> [The task] Which lines in the items below contain the string "panel"? Gather every such line and copy it out in full.

> [Data for this task]
• • • • • • •

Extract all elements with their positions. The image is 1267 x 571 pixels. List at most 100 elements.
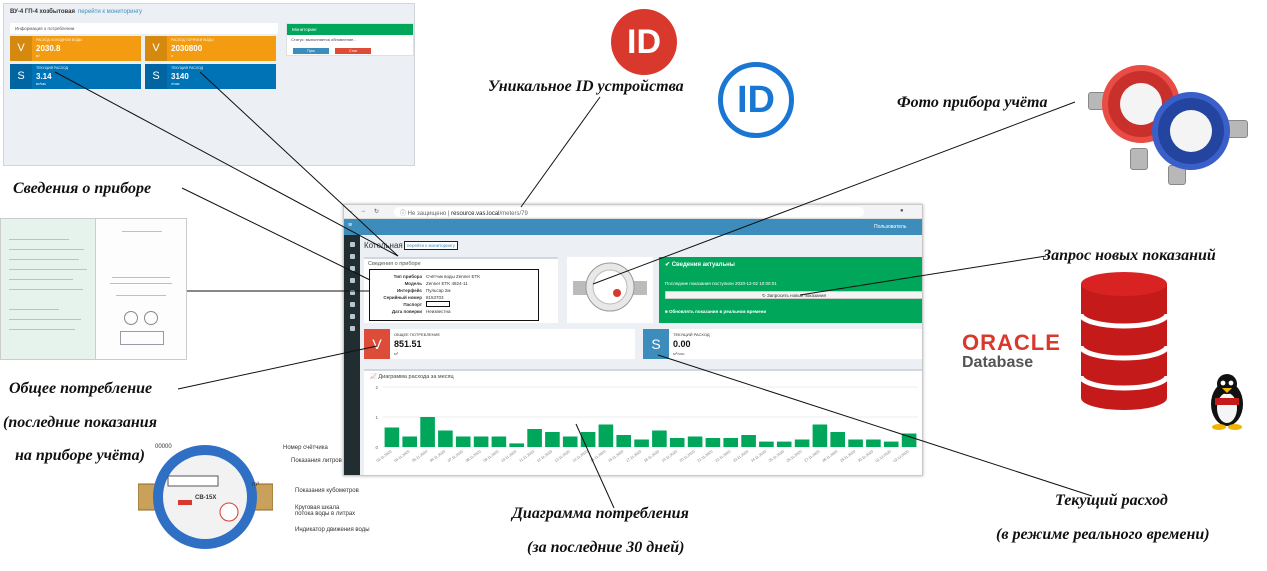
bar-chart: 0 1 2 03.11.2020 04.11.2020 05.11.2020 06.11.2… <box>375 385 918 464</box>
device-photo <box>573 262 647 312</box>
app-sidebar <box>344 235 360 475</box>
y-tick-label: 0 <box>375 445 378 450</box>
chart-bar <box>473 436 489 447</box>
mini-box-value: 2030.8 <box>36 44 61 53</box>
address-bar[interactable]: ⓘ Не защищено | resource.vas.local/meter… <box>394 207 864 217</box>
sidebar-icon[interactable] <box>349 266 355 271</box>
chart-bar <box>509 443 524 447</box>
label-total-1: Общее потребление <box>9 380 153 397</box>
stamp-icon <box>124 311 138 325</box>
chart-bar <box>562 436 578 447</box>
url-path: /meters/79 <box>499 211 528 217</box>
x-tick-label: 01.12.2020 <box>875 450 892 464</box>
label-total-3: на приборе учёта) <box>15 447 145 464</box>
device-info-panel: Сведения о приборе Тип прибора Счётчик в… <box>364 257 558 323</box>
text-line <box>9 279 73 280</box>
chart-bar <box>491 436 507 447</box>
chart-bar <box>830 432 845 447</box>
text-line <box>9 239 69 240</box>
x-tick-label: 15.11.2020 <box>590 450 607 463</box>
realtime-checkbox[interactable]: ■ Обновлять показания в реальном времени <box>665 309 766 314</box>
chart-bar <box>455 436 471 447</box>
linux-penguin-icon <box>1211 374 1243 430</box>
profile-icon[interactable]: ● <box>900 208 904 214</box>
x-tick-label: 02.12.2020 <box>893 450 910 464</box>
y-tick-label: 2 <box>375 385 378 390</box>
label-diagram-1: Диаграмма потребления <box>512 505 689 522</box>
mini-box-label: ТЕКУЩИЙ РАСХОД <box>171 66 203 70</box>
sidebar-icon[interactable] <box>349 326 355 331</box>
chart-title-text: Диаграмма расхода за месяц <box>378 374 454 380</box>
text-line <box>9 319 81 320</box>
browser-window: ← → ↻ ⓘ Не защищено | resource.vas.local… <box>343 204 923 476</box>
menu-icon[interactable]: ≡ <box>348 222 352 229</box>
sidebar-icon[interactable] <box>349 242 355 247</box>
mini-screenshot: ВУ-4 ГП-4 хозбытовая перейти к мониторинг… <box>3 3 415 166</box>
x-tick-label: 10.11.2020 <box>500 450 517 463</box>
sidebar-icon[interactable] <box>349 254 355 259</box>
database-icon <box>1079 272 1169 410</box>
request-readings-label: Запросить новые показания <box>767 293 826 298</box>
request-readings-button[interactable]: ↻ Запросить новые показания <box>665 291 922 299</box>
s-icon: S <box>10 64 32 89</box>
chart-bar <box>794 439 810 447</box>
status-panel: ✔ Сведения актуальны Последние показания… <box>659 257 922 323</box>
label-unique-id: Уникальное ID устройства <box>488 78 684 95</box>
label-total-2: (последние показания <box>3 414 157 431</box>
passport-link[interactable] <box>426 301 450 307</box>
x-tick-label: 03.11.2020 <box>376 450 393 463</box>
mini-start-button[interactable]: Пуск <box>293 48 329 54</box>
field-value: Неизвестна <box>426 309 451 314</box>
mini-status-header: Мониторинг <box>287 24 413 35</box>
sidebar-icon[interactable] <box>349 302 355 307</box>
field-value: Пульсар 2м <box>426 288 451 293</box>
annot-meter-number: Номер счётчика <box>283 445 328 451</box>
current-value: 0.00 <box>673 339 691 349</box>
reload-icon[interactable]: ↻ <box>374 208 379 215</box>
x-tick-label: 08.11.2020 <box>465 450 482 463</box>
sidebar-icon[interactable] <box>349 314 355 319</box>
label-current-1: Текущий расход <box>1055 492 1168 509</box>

• • • • • • •

> [Final result]
device-info-panel: Сведения о приборе Тип прибора Счётчик в… <box>364 257 558 323</box>
status-panel: ✔ Сведения актуальны Последние показания… <box>659 257 922 323</box>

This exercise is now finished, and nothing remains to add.